Instruction -
Each entry below should be echoed exactly, with pictures omitted.

Records:
○ ○ ○
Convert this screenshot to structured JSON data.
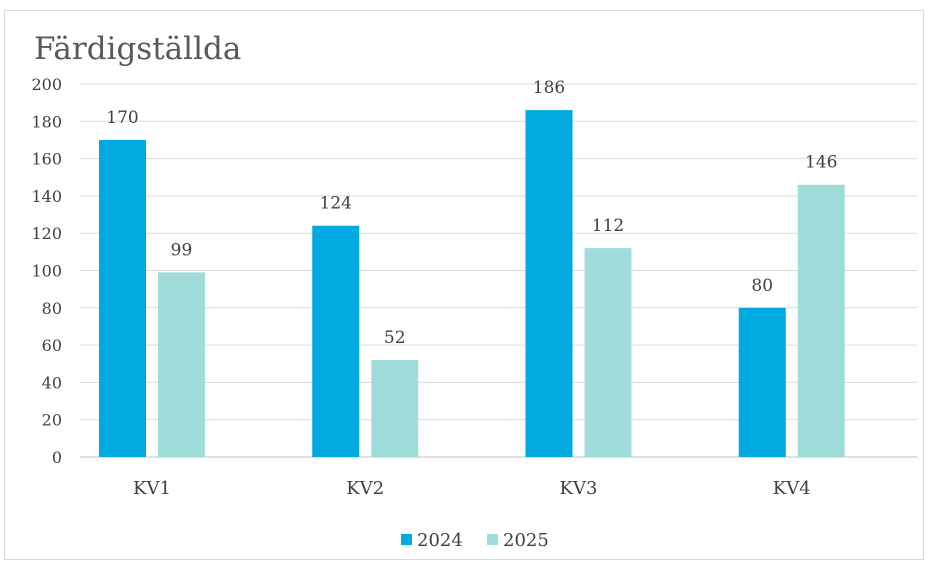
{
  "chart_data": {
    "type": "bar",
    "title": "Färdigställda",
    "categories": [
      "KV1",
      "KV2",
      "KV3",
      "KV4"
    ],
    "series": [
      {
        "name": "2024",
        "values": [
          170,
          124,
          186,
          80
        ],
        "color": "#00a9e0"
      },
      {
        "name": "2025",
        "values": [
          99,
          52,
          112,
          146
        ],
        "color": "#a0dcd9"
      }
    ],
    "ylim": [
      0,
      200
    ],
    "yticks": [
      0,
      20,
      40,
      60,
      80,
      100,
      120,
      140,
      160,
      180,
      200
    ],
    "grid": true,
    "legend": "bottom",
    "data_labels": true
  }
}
○ ○ ○
Answer to the exercise -
Convert this screenshot to structured JSON data.
{
  "chart_data": {
    "type": "bar",
    "title": "Färdigställda",
    "categories": [
      "KV1",
      "KV2",
      "KV3",
      "KV4"
    ],
    "series": [
      {
        "name": "2024",
        "values": [
          170,
          124,
          186,
          80
        ],
        "color": "#00a9e0"
      },
      {
        "name": "2025",
        "values": [
          99,
          52,
          112,
          146
        ],
        "color": "#a0dcd9"
      }
    ],
    "ylim": [
      0,
      200
    ],
    "yticks": [
      0,
      20,
      40,
      60,
      80,
      100,
      120,
      140,
      160,
      180,
      200
    ],
    "grid": true,
    "legend": "bottom",
    "data_labels": true
  }
}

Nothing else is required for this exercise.